Raymond Smullyan

(Redirected from Raymond M. Smullyan)

Raymond Merrill Smullyan (/ˈsmʌliən/; May 25, 1919 – February 6, 2017)[1][2][3] was an American mathematician, magician, concert pianist, logician, Taoist, and philosopher.

Raymond Smullyan
Raymond M. Smullyan in 2008.
Born
Raymond Merrill Smullyan

(1919-05-25)May 25, 1919
Far Rockaway, New York, U.S.
DiedFebruary 6, 2017(2017-02-06) (aged 97)
NationalityAmerican
Alma materUniversity of Chicago
Princeton University (PhD)
SpouseBlanche
Scientific career
FieldsLogic
InstitutionsDartmouth College, Princeton University, Yeshiva University, Lehman College, City University of New York, Indiana University
Thesis Theory of Formal Systems  (1959)
Doctoral advisorAlonzo Church

Born in Far Rockaway, New York, his first career was stage magic. He earned a BSc from the University of Chicago in 1955 and his PhD from Princeton University in 1959. He is one of many logicians to have studied with Alonzo Church.[1]

Life

edit

He was born on May 25, 1919, in Far Rockaway, Queens, New York, to an Ashkenazi Jewish family. His father was Isidore Smullyan, a Russian-born businessman who emigrated to Belgium when young and graduated from the University of Antwerp, his native language being French. His mother was Rosina Smullyan (née Freeman), a painter and actress born and raised in London.[4] Both parents were musical, his father playing the violin and his mother playing the piano.[5] He was the youngest of three children. His eldest brother, Emile Benoit Smullyan, later became an economist under the name of Emile Benoit. His sister was Gladys Smullyan, later Gladys Gwynn.[6] His cousin was the philosopher Arthur Francis Smullyan (1912–1998).[7] In Far Rockaway he was a grade school classmate of Richard Feynman.[5]

Smullyan showed musical talent from a young age, playing both violin and piano. He studied with pianist Grace Hofheimer in New York.[8] He had perfect pitch.[5] He started his interest in logic at the age of 5.[9] In 1931 he won a gold medal in the piano competition of the New York Music Week Association when he was aged 12 (the previous year he had won the silver medal).[5] After graduating from grade school, the Depression forced his family to move to Manhattan, and he attended Theodore Roosevelt High School in The Bronx. He played violin in the school orchestra but devoted more time to playing the piano. At high school he fell in love with mathematics when he took a class in geometry. Apart from his classes in geometry, physics, and chemistry, however, he was dissatisfied with his high school, and dropped out. He studied mathematics on his own, including analytic geometry, calculus, and modern higher algebra – particularly group theory and Galois theory. He sat in on a course taught by Ernest Nagel at Columbia University that was being taken by his cousin, Arthur Smullyan, and independently discovered Boolean rings. He also spent a year at the Cambridge Rindge and Latin School.[5] He did not graduate with a high school diploma, but he took the College Board exams to get into college.[5] He studied mathematics and music at Pacific University in Oregon for one semester, and at Reed College for less than a semester, before following the pianist Berhard Abramowitsch to San Francisco.[5] He audited classes at the University of California, Berkeley, before returning to New York, where he continued his independent study of modern abstract algebra. At this time he composed a number of chess problems which were published many years later; he also learned magic.
━━━━━━━━━━━━━━━━━━━━━━━━━━━━━━
DIRECTIONS FOR THIS TASK: Please translate this sentence from the Raymond Smullyan biography into Spanish: "He was the youngest of three children."

Data excerpts:
━━━━━━━━━━━━━━━━━━━━━━━━━━━━━━
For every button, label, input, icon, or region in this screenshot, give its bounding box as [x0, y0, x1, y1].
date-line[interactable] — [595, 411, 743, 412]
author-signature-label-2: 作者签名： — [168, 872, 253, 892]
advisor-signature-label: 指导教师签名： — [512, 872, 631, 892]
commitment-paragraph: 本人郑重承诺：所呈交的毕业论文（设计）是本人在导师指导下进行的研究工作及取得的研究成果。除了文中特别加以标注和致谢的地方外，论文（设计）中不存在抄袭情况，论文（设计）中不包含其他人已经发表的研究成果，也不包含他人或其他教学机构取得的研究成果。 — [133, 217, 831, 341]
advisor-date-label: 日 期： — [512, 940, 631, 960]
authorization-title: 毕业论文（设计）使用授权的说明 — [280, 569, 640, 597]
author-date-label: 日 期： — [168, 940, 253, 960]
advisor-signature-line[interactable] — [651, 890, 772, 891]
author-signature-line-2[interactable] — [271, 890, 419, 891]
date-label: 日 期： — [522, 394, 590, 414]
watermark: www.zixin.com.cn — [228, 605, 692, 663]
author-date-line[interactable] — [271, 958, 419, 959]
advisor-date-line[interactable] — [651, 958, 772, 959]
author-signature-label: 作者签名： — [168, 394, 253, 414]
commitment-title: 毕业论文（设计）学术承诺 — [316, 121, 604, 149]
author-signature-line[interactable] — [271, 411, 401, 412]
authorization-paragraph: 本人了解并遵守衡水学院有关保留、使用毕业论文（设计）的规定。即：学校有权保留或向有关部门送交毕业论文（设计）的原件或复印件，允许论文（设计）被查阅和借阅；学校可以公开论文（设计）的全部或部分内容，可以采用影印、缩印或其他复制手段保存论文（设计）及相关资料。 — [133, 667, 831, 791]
━━━━━━━━━━━━━━━━━━━━━━━━━━━━━━
EXERCISE RESULT: Era el menor de tres hijos.